- **Prompt**
All material below is to be reproduced exactly.

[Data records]
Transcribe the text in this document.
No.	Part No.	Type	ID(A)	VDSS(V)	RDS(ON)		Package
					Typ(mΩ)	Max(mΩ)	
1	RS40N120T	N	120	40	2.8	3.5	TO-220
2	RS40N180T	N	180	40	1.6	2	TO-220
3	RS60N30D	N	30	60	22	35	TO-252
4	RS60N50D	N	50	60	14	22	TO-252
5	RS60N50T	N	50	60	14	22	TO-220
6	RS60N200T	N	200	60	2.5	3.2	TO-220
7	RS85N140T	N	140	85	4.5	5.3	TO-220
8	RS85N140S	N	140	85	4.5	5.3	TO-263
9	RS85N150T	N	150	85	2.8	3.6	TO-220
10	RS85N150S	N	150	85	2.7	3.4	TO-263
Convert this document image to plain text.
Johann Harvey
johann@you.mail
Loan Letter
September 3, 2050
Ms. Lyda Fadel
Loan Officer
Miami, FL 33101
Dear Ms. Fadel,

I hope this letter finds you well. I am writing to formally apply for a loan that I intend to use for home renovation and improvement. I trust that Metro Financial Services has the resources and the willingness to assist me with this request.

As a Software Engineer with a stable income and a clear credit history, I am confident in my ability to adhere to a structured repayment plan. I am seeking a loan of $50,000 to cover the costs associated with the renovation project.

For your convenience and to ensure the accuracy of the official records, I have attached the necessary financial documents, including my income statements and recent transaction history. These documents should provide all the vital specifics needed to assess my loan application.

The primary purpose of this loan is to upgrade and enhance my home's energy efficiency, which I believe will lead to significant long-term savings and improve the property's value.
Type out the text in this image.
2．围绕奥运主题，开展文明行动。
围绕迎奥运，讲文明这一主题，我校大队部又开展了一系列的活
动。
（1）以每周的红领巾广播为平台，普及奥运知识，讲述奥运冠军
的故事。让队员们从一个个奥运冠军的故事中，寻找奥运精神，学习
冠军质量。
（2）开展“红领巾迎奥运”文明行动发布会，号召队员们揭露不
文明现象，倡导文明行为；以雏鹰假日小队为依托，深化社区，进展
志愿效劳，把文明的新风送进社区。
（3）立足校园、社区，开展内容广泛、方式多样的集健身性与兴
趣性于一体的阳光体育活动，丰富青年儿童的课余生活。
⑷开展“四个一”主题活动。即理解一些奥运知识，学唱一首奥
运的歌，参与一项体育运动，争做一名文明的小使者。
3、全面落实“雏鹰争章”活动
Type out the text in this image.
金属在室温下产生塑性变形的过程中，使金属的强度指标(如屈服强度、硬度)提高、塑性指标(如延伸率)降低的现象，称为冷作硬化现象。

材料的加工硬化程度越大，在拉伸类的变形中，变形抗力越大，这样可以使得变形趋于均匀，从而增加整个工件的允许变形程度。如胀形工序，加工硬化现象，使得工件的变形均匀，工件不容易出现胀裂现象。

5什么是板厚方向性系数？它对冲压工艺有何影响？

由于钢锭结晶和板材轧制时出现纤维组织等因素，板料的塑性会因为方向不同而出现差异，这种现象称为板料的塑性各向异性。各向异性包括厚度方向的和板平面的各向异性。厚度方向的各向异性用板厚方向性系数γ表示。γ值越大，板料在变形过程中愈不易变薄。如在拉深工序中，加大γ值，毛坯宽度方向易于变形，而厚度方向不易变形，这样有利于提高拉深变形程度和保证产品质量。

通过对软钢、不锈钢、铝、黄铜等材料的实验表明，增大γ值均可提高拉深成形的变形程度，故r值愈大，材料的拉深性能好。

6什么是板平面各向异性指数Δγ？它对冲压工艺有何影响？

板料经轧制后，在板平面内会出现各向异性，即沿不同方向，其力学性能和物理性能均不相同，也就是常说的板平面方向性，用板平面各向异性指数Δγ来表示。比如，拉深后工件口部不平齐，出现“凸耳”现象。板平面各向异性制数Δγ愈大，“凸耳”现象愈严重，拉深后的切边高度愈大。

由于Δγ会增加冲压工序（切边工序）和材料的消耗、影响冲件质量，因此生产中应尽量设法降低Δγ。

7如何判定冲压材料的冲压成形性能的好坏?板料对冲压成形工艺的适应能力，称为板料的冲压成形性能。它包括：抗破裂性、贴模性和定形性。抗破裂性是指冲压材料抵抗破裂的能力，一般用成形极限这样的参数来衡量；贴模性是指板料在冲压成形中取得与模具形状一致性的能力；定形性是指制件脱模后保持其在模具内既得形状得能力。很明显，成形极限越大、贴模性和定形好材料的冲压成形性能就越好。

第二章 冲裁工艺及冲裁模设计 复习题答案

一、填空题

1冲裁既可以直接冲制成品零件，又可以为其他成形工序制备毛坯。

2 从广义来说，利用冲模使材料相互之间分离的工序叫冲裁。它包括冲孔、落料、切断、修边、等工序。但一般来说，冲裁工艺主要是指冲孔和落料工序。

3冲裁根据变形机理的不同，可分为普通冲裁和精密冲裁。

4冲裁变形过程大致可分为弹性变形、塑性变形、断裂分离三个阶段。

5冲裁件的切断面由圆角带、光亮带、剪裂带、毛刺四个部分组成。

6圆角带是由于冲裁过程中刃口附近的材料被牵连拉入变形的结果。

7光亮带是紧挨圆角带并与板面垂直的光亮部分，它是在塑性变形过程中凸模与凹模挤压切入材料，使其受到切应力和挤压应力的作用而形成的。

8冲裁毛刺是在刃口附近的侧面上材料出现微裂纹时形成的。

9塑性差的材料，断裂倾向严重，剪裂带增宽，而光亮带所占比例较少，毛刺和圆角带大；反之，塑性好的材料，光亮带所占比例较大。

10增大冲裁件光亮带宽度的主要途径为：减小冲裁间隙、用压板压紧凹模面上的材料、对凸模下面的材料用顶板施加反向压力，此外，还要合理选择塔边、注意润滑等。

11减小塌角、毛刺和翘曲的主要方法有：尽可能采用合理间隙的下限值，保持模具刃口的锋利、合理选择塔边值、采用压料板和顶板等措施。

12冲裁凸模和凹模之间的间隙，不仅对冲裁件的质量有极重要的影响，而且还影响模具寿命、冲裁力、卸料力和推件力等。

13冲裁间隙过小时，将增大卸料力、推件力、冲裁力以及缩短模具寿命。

- **Solved problem**
Transcribe the text in this document.
No.	Part No.	Type	ID(A)	VDSS(V)	RDS(ON)		Package
					Typ(mΩ)	Max(mΩ)	
1	RS40N120T	N	120	40	2.8	3.5	TO-220
2	RS40N180T	N	180	40	1.6	2	TO-220
3	RS60N30D	N	30	60	22	35	TO-252
4	RS60N50D	N	50	60	14	22	TO-252
5	RS60N50T	N	50	60	14	22	TO-220
6	RS60N200T	N	200	60	2.5	3.2	TO-220
7	RS85N140T	N	140	85	4.5	5.3	TO-220
8	RS85N140S	N	140	85	4.5	5.3	TO-263
9	RS85N150T	N	150	85	2.8	3.6	TO-220
10	RS85N150S	N	150	85	2.7	3.4	TO-263
Convert this document image to plain text.
Johann Harvey
johann@you.mail
Loan Letter
September 3, 2050
Ms. Lyda Fadel
Loan Officer
Miami, FL 33101
Dear Ms. Fadel,

I hope this letter finds you well. I am writing to formally apply for a loan that I intend to use for home renovation and improvement. I trust that Metro Financial Services has the resources and the willingness to assist me with this request.

As a Software Engineer with a stable income and a clear credit history, I am confident in my ability to adhere to a structured repayment plan. I am seeking a loan of $50,000 to cover the costs associated with the renovation project.

For your convenience and to ensure the accuracy of the official records, I have attached the necessary financial documents, including my income statements and recent transaction history. These documents should provide all the vital specifics needed to assess my loan application.

The primary purpose of this loan is to upgrade and enhance my home's energy efficiency, which I believe will lead to significant long-term savings and improve the property's value.
Type out the text in this image.
2．围绕奥运主题，开展文明行动。
围绕迎奥运，讲文明这一主题，我校大队部又开展了一系列的活
动。
（1）以每周的红领巾广播为平台，普及奥运知识，讲述奥运冠军
的故事。让队员们从一个个奥运冠军的故事中，寻找奥运精神，学习
冠军质量。
（2）开展“红领巾迎奥运”文明行动发布会，号召队员们揭露不
文明现象，倡导文明行为；以雏鹰假日小队为依托，深化社区，进展
志愿效劳，把文明的新风送进社区。
（3）立足校园、社区，开展内容广泛、方式多样的集健身性与兴
趣性于一体的阳光体育活动，丰富青年儿童的课余生活。
⑷开展“四个一”主题活动。即理解一些奥运知识，学唱一首奥
运的歌，参与一项体育运动，争做一名文明的小使者。
3、全面落实“雏鹰争章”活动
Type out the text in this image.
金属在室温下产生塑性变形的过程中，使金属的强度指标(如屈服强度、硬度)提高、塑性指标(如延伸率)降低的现象，称为冷作硬化现象。

材料的加工硬化程度越大，在拉伸类的变形中，变形抗力越大，这样可以使得变形趋于均匀，从而增加整个工件的允许变形程度。如胀形工序，加工硬化现象，使得工件的变形均匀，工件不容易出现胀裂现象。

5什么是板厚方向性系数？它对冲压工艺有何影响？

由于钢锭结晶和板材轧制时出现纤维组织等因素，板料的塑性会因为方向不同而出现差异，这种现象称为板料的塑性各向异性。各向异性包括厚度方向的和板平面的各向异性。厚度方向的各向异性用板厚方向性系数γ表示。γ值越大，板料在变形过程中愈不易变薄。如在拉深工序中，加大γ值，毛坯宽度方向易于变形，而厚度方向不易变形，这样有利于提高拉深变形程度和保证产品质量。

通过对软钢、不锈钢、铝、黄铜等材料的实验表明，增大γ值均可提高拉深成形的变形程度，故r值愈大，材料的拉深性能好。

6什么是板平面各向异性指数Δγ？它对冲压工艺有何影响？

板料经轧制后，在板平面内会出现各向异性，即沿不同方向，其力学性能和物理性能均不相同，也就是常说的板平面方向性，用板平面各向异性指数Δγ来表示。比如，拉深后工件口部不平齐，出现“凸耳”现象。板平面各向异性制数Δγ愈大，“凸耳”现象愈严重，拉深后的切边高度愈大。

由于Δγ会增加冲压工序（切边工序）和材料的消耗、影响冲件质量，因此生产中应尽量设法降低Δγ。

7如何判定冲压材料的冲压成形性能的好坏?板料对冲压成形工艺的适应能力，称为板料的冲压成形性能。它包括：抗破裂性、贴模性和定形性。抗破裂性是指冲压材料抵抗破裂的能力，一般用成形极限这样的参数来衡量；贴模性是指板料在冲压成形中取得与模具形状一致性的能力；定形性是指制件脱模后保持其在模具内既得形状得能力。很明显，成形极限越大、贴模性和定形好材料的冲压成形性能就越好。

第二章 冲裁工艺及冲裁模设计 复习题答案

一、填空题

1冲裁既可以直接冲制成品零件，又可以为其他成形工序制备毛坯。

2 从广义来说，利用冲模使材料相互之间分离的工序叫冲裁。它包括冲孔、落料、切断、修边、等工序。但一般来说，冲裁工艺主要是指冲孔和落料工序。

3冲裁根据变形机理的不同，可分为普通冲裁和精密冲裁。

4冲裁变形过程大致可分为弹性变形、塑性变形、断裂分离三个阶段。

5冲裁件的切断面由圆角带、光亮带、剪裂带、毛刺四个部分组成。

6圆角带是由于冲裁过程中刃口附近的材料被牵连拉入变形的结果。

7光亮带是紧挨圆角带并与板面垂直的光亮部分，它是在塑性变形过程中凸模与凹模挤压切入材料，使其受到切应力和挤压应力的作用而形成的。

8冲裁毛刺是在刃口附近的侧面上材料出现微裂纹时形成的。

9塑性差的材料，断裂倾向严重，剪裂带增宽，而光亮带所占比例较少，毛刺和圆角带大；反之，塑性好的材料，光亮带所占比例较大。

10增大冲裁件光亮带宽度的主要途径为：减小冲裁间隙、用压板压紧凹模面上的材料、对凸模下面的材料用顶板施加反向压力，此外，还要合理选择塔边、注意润滑等。

11减小塌角、毛刺和翘曲的主要方法有：尽可能采用合理间隙的下限值，保持模具刃口的锋利、合理选择塔边值、采用压料板和顶板等措施。

12冲裁凸模和凹模之间的间隙，不仅对冲裁件的质量有极重要的影响，而且还影响模具寿命、冲裁力、卸料力和推件力等。

13冲裁间隙过小时，将增大卸料力、推件力、冲裁力以及缩短模具寿命。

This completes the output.